Dataset rows:
****************************************

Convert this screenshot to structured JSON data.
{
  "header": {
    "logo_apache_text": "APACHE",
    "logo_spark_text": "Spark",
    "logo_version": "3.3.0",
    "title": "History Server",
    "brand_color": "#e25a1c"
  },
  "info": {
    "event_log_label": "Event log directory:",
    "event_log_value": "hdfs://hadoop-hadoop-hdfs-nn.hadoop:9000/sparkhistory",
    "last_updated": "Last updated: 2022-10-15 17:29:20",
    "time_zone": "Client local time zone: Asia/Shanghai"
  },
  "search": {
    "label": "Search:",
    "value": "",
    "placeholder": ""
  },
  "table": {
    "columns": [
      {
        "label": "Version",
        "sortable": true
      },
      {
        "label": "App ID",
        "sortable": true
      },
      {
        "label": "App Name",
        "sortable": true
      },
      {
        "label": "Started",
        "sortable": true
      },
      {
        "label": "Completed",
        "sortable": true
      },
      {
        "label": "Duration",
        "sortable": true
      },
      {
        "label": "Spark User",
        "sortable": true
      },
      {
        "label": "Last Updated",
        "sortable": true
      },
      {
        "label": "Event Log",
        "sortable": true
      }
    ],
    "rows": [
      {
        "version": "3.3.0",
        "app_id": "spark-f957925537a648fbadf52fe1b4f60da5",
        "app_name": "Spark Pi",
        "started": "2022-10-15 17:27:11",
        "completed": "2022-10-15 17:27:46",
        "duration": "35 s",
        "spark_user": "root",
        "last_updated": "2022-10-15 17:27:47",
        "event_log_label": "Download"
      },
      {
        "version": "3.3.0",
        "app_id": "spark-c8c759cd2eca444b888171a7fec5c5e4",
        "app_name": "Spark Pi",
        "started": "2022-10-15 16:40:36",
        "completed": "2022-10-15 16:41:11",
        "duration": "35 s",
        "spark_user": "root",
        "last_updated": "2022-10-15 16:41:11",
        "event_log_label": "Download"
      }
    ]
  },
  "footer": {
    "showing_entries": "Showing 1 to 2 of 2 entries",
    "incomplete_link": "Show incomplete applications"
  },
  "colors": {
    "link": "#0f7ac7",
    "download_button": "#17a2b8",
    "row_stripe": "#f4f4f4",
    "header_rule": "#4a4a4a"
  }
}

****************************************

• Request: Repeat the material above in full, keeping every word.

• Result:
Convert this screenshot to structured JSON data.
{
  "header": {
    "logo_apache_text": "APACHE",
    "logo_spark_text": "Spark",
    "logo_version": "3.3.0",
    "title": "History Server",
    "brand_color": "#e25a1c"
  },
  "info": {
    "event_log_label": "Event log directory:",
    "event_log_value": "hdfs://hadoop-hadoop-hdfs-nn.hadoop:9000/sparkhistory",
    "last_updated": "Last updated: 2022-10-15 17:29:20",
    "time_zone": "Client local time zone: Asia/Shanghai"
  },
  "search": {
    "label": "Search:",
    "value": "",
    "placeholder": ""
  },
  "table": {
    "columns": [
      {
        "label": "Version",
        "sortable": true
      },
      {
        "label": "App ID",
        "sortable": true
      },
      {
        "label": "App Name",
        "sortable": true
      },
      {
        "label": "Started",
        "sortable": true
      },
      {
        "label": "Completed",
        "sortable": true
      },
      {
        "label": "Duration",
        "sortable": true
      },
      {
        "label": "Spark User",
        "sortable": true
      },
      {
        "label": "Last Updated",
        "sortable": true
      },
      {
        "label": "Event Log",
        "sortable": true
      }
    ],
    "rows": [
      {
        "version": "3.3.0",
        "app_id": "spark-f957925537a648fbadf52fe1b4f60da5",
        "app_name": "Spark Pi",
        "started": "2022-10-15 17:27:11",
        "completed": "2022-10-15 17:27:46",
        "duration": "35 s",
        "spark_user": "root",
        "last_updated": "2022-10-15 17:27:47",
        "event_log_label": "Download"
      },
      {
        "version": "3.3.0",
        "app_id": "spark-c8c759cd2eca444b888171a7fec5c5e4",
        "app_name": "Spark Pi",
        "started": "2022-10-15 16:40:36",
        "completed": "2022-10-15 16:41:11",
        "duration": "35 s",
        "spark_user": "root",
        "last_updated": "2022-10-15 16:41:11",
        "event_log_label": "Download"
      }
    ]
  },
  "footer": {
    "showing_entries": "Showing 1 to 2 of 2 entries",
    "incomplete_link": "Show incomplete applications"
  },
  "colors": {
    "link": "#0f7ac7",
    "download_button": "#17a2b8",
    "row_stripe": "#f4f4f4",
    "header_rule": "#4a4a4a"
  }
}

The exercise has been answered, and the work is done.